Rewrite the records with every "annotation" replaced by "text-label", leaving everything else unchanged.

# DATA IN THIS EXERCISE start

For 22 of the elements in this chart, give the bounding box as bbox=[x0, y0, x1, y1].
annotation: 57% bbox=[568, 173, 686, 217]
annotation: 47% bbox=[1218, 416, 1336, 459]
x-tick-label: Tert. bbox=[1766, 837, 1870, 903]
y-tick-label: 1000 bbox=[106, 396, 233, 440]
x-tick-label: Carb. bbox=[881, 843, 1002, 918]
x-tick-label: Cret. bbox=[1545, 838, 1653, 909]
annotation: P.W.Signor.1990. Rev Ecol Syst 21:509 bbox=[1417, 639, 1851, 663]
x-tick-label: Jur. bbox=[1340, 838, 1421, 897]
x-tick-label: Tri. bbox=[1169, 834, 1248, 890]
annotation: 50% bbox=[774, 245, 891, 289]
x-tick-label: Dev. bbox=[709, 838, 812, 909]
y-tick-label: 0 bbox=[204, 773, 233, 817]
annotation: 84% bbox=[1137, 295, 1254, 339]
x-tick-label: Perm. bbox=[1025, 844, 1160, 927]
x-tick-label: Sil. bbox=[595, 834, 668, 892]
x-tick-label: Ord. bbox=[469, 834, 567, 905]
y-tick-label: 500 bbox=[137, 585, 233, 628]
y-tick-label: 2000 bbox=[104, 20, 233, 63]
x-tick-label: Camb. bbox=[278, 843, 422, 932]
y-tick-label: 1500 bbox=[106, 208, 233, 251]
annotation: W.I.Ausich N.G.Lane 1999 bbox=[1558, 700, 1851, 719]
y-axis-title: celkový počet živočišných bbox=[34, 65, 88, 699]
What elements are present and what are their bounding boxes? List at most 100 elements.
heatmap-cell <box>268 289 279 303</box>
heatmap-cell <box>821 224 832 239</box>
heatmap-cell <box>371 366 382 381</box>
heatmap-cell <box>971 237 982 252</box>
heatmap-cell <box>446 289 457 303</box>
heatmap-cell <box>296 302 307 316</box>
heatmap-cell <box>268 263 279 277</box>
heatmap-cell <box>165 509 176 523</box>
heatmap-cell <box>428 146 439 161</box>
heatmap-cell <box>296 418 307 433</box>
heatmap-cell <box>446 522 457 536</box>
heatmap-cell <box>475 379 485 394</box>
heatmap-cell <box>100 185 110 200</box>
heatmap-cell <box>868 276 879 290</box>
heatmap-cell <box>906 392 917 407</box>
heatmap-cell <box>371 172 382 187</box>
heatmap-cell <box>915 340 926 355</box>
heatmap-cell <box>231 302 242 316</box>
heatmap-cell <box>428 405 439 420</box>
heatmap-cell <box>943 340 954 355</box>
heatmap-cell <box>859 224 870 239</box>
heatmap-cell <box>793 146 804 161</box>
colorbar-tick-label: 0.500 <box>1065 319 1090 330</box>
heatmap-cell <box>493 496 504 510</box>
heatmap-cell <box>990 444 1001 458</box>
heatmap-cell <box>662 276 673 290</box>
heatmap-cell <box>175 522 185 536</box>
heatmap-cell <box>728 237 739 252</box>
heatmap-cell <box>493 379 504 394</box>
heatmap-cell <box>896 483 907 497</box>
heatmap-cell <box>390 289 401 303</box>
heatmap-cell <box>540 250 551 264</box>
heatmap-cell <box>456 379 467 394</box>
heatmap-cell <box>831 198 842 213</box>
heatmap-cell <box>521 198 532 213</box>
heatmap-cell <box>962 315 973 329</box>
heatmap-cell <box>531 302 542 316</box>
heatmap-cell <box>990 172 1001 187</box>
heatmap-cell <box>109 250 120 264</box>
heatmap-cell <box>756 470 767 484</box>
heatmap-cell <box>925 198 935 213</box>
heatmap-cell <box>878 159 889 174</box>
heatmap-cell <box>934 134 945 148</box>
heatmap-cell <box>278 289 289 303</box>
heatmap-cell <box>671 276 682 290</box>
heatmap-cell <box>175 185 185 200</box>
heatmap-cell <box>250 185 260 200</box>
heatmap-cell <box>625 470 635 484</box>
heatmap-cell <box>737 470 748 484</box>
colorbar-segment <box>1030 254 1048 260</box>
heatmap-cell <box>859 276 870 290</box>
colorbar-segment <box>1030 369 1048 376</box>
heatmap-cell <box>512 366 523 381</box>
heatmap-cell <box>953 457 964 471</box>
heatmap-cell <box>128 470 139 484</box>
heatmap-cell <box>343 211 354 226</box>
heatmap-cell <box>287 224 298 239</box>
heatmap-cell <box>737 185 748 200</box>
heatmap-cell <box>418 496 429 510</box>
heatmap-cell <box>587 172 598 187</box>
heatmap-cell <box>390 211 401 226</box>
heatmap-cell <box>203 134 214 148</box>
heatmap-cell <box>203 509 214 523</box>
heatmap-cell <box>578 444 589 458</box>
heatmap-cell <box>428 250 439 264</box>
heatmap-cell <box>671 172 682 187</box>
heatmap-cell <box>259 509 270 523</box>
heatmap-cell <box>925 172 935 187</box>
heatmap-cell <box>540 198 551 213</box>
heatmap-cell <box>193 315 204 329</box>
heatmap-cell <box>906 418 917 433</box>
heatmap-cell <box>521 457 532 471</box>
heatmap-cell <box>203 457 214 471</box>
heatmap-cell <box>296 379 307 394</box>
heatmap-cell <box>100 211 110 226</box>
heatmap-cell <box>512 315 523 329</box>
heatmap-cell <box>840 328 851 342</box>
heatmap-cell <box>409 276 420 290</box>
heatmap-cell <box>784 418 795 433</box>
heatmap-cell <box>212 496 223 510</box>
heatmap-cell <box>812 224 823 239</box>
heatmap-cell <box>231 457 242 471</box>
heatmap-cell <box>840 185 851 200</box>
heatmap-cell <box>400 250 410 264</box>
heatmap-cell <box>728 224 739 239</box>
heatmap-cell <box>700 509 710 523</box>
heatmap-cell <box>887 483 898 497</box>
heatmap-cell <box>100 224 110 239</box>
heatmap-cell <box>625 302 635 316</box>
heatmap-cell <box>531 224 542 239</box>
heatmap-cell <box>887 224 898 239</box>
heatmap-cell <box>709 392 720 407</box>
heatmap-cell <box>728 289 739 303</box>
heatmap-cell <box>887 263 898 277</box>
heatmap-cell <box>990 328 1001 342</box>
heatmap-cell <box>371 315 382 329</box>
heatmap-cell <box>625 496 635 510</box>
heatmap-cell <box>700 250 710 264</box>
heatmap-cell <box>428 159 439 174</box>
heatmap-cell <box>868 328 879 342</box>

# DATA IN THIS EXERCISE end

* [THE RESULT]
For 22 of the elements in this chart, give the bounding box as bbox=[x0, y0, x1, y1].
text-label: 57% bbox=[568, 173, 686, 217]
text-label: 47% bbox=[1218, 416, 1336, 459]
x-tick-label: Tert. bbox=[1766, 837, 1870, 903]
y-tick-label: 1000 bbox=[106, 396, 233, 440]
x-tick-label: Carb. bbox=[881, 843, 1002, 918]
x-tick-label: Cret. bbox=[1545, 838, 1653, 909]
text-label: P.W.Signor.1990. Rev Ecol Syst 21:509 bbox=[1417, 639, 1851, 663]
x-tick-label: Jur. bbox=[1340, 838, 1421, 897]
x-tick-label: Tri. bbox=[1169, 834, 1248, 890]
text-label: 50% bbox=[774, 245, 891, 289]
x-tick-label: Dev. bbox=[709, 838, 812, 909]
y-tick-label: 0 bbox=[204, 773, 233, 817]
text-label: 84% bbox=[1137, 295, 1254, 339]
x-tick-label: Perm. bbox=[1025, 844, 1160, 927]
x-tick-label: Sil. bbox=[595, 834, 668, 892]
x-tick-label: Ord. bbox=[469, 834, 567, 905]
y-tick-label: 500 bbox=[137, 585, 233, 628]
y-tick-label: 2000 bbox=[104, 20, 233, 63]
x-tick-label: Camb. bbox=[278, 843, 422, 932]
y-tick-label: 1500 bbox=[106, 208, 233, 251]
text-label: W.I.Ausich N.G.Lane 1999 bbox=[1558, 700, 1851, 719]
y-axis-title: celkový počet živočišných bbox=[34, 65, 88, 699]
What elements are present and what are their bounding boxes? List at most 100 elements.
heatmap-cell <box>268 289 279 303</box>
heatmap-cell <box>821 224 832 239</box>
heatmap-cell <box>371 366 382 381</box>
heatmap-cell <box>971 237 982 252</box>
heatmap-cell <box>446 289 457 303</box>
heatmap-cell <box>296 302 307 316</box>
heatmap-cell <box>268 263 279 277</box>
heatmap-cell <box>165 509 176 523</box>
heatmap-cell <box>428 146 439 161</box>
heatmap-cell <box>296 418 307 433</box>
heatmap-cell <box>446 522 457 536</box>
heatmap-cell <box>475 379 485 394</box>
heatmap-cell <box>100 185 110 200</box>
heatmap-cell <box>868 276 879 290</box>
heatmap-cell <box>906 392 917 407</box>
heatmap-cell <box>371 172 382 187</box>
heatmap-cell <box>915 340 926 355</box>
heatmap-cell <box>231 302 242 316</box>
heatmap-cell <box>428 405 439 420</box>
heatmap-cell <box>943 340 954 355</box>
heatmap-cell <box>859 224 870 239</box>
heatmap-cell <box>793 146 804 161</box>
colorbar-tick-label: 0.500 <box>1065 319 1090 330</box>
heatmap-cell <box>493 496 504 510</box>
heatmap-cell <box>990 444 1001 458</box>
heatmap-cell <box>662 276 673 290</box>
heatmap-cell <box>175 522 185 536</box>
heatmap-cell <box>728 237 739 252</box>
heatmap-cell <box>493 379 504 394</box>
heatmap-cell <box>896 483 907 497</box>
heatmap-cell <box>390 289 401 303</box>
heatmap-cell <box>540 250 551 264</box>
heatmap-cell <box>456 379 467 394</box>
heatmap-cell <box>831 198 842 213</box>
heatmap-cell <box>521 198 532 213</box>
heatmap-cell <box>962 315 973 329</box>
heatmap-cell <box>531 302 542 316</box>
heatmap-cell <box>990 172 1001 187</box>
heatmap-cell <box>109 250 120 264</box>
heatmap-cell <box>756 470 767 484</box>
heatmap-cell <box>925 198 935 213</box>
heatmap-cell <box>878 159 889 174</box>
heatmap-cell <box>934 134 945 148</box>
heatmap-cell <box>278 289 289 303</box>
heatmap-cell <box>671 276 682 290</box>
heatmap-cell <box>175 185 185 200</box>
heatmap-cell <box>250 185 260 200</box>
heatmap-cell <box>625 470 635 484</box>
heatmap-cell <box>737 470 748 484</box>
colorbar-segment <box>1030 254 1048 260</box>
heatmap-cell <box>859 276 870 290</box>
colorbar-segment <box>1030 369 1048 376</box>
heatmap-cell <box>512 366 523 381</box>
heatmap-cell <box>953 457 964 471</box>
heatmap-cell <box>128 470 139 484</box>
heatmap-cell <box>343 211 354 226</box>
heatmap-cell <box>287 224 298 239</box>
heatmap-cell <box>737 185 748 200</box>
heatmap-cell <box>418 496 429 510</box>
heatmap-cell <box>587 172 598 187</box>
heatmap-cell <box>390 211 401 226</box>
heatmap-cell <box>203 134 214 148</box>
heatmap-cell <box>203 509 214 523</box>
heatmap-cell <box>578 444 589 458</box>
heatmap-cell <box>428 250 439 264</box>
heatmap-cell <box>671 172 682 187</box>
heatmap-cell <box>259 509 270 523</box>
heatmap-cell <box>925 172 935 187</box>
heatmap-cell <box>540 198 551 213</box>
heatmap-cell <box>193 315 204 329</box>
heatmap-cell <box>906 418 917 433</box>
heatmap-cell <box>521 457 532 471</box>
heatmap-cell <box>203 457 214 471</box>
heatmap-cell <box>296 379 307 394</box>
heatmap-cell <box>100 211 110 226</box>
heatmap-cell <box>512 315 523 329</box>
heatmap-cell <box>840 328 851 342</box>
heatmap-cell <box>409 276 420 290</box>
heatmap-cell <box>784 418 795 433</box>
heatmap-cell <box>212 496 223 510</box>
heatmap-cell <box>812 224 823 239</box>
heatmap-cell <box>231 457 242 471</box>
heatmap-cell <box>840 185 851 200</box>
heatmap-cell <box>400 250 410 264</box>
heatmap-cell <box>728 224 739 239</box>
heatmap-cell <box>700 509 710 523</box>
heatmap-cell <box>887 483 898 497</box>
heatmap-cell <box>100 224 110 239</box>
heatmap-cell <box>625 302 635 316</box>
heatmap-cell <box>531 224 542 239</box>
heatmap-cell <box>887 224 898 239</box>
heatmap-cell <box>709 392 720 407</box>
heatmap-cell <box>728 289 739 303</box>
heatmap-cell <box>887 263 898 277</box>
heatmap-cell <box>990 328 1001 342</box>
heatmap-cell <box>371 315 382 329</box>
heatmap-cell <box>625 496 635 510</box>
heatmap-cell <box>700 250 710 264</box>
heatmap-cell <box>428 159 439 174</box>
heatmap-cell <box>868 328 879 342</box>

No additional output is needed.